* **Raw records**:

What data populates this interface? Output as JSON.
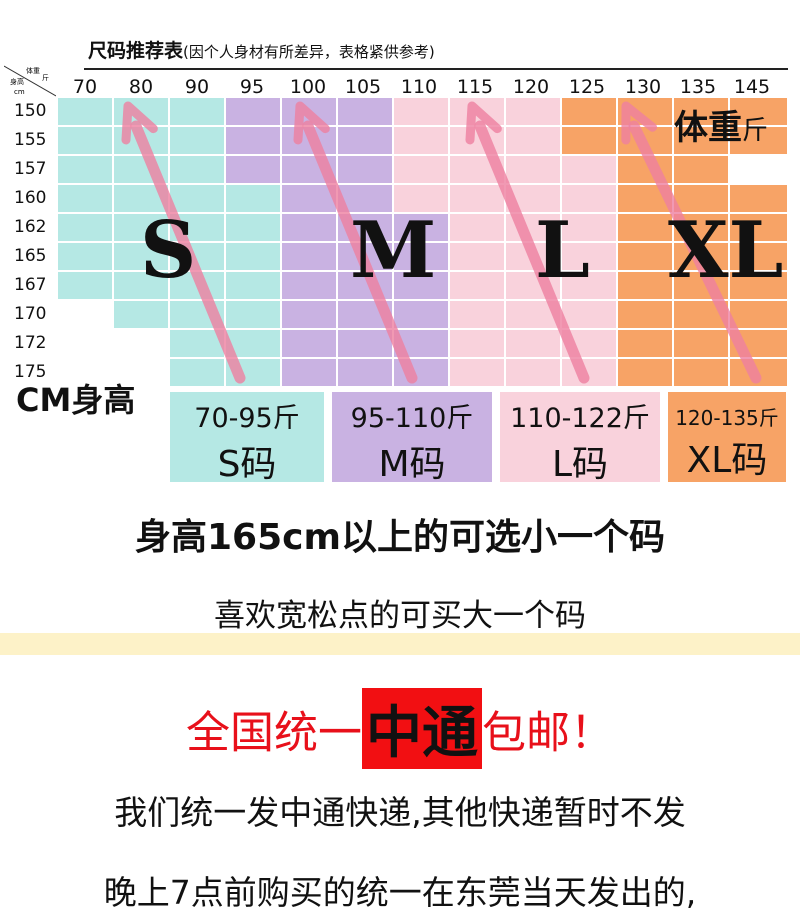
{
  "chart_data": {
    "type": "table",
    "title": "尺码推荐表",
    "note": "(因个人身材有所差异，表格紧供参考)",
    "corner": {
      "top": "体重",
      "top_unit": "斤",
      "bottom": "身高",
      "bottom_unit": "cm"
    },
    "weights": [
      "70",
      "80",
      "90",
      "95",
      "100",
      "105",
      "110",
      "115",
      "120",
      "125",
      "130",
      "135",
      "145"
    ],
    "heights": [
      "150",
      "155",
      "157",
      "160",
      "162",
      "165",
      "167",
      "170",
      "172",
      "175"
    ],
    "sizes": [
      "S",
      "M",
      "L",
      "XL"
    ],
    "colors": {
      "S": "#b5e8e4",
      "M": "#c9b2e2",
      "L": "#f9d2dc",
      "XL": "#f7a366",
      "arrow": "#ee7fa0"
    }
  },
  "axis_labels": {
    "weight": "体重",
    "weight_unit": "斤",
    "height": "CM身高"
  },
  "legend": [
    {
      "range": "70-95斤",
      "name": "S码",
      "color": "#b5e8e4"
    },
    {
      "range": "95-110斤",
      "name": "M码",
      "color": "#c9b2e2"
    },
    {
      "range": "110-122斤",
      "name": "L码",
      "color": "#f9d2dc"
    },
    {
      "range": "120-135斤",
      "name": "XL码",
      "color": "#f7a366"
    }
  ],
  "tips": {
    "tip1": "身高165cm以上的可选小一个码",
    "tip2": "喜欢宽松点的可买大一个码"
  },
  "shipping": {
    "prefix": "全国统一",
    "highlight": "中通",
    "suffix": "包邮！",
    "line1": "我们统一发中通快递,其他快递暂时不发",
    "line2": "晚上7点前购买的统一在东莞当天发出的,"
  }
}
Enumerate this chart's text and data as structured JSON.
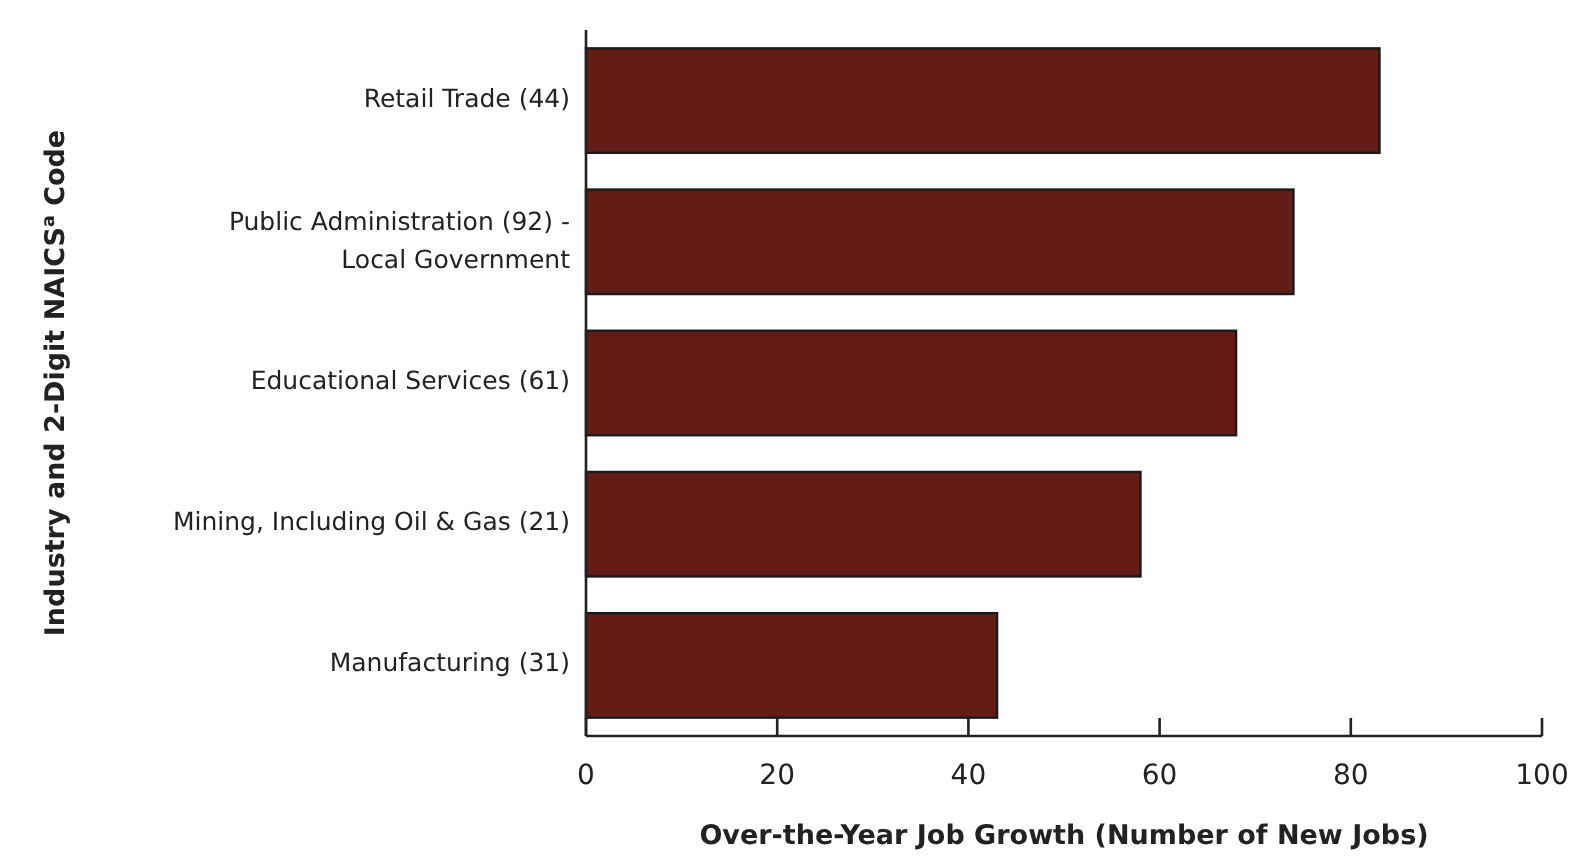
{
  "chart_data": {
    "type": "bar",
    "orientation": "horizontal",
    "xlabel": "Over-the-Year Job Growth (Number of New Jobs)",
    "ylabel": "Industry and 2-Digit NAICS$^{a}$ Code",
    "categories": [
      "Retail Trade (44)",
      "Public Administration (92) - Local Government",
      "Educational Services (61)",
      "Mining, Including Oil & Gas (21)",
      "Manufacturing (31)"
    ],
    "values": [
      83,
      74,
      68,
      58,
      43
    ],
    "color": "#641c16",
    "xlim": [
      0,
      100
    ],
    "xticks": [
      0,
      20,
      40,
      60,
      80,
      100
    ],
    "grid": false
  }
}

* **GOAL**:
Answer only with how many lines in the records include "JSON".

* **SOLUTION TO THIS TASK**:
2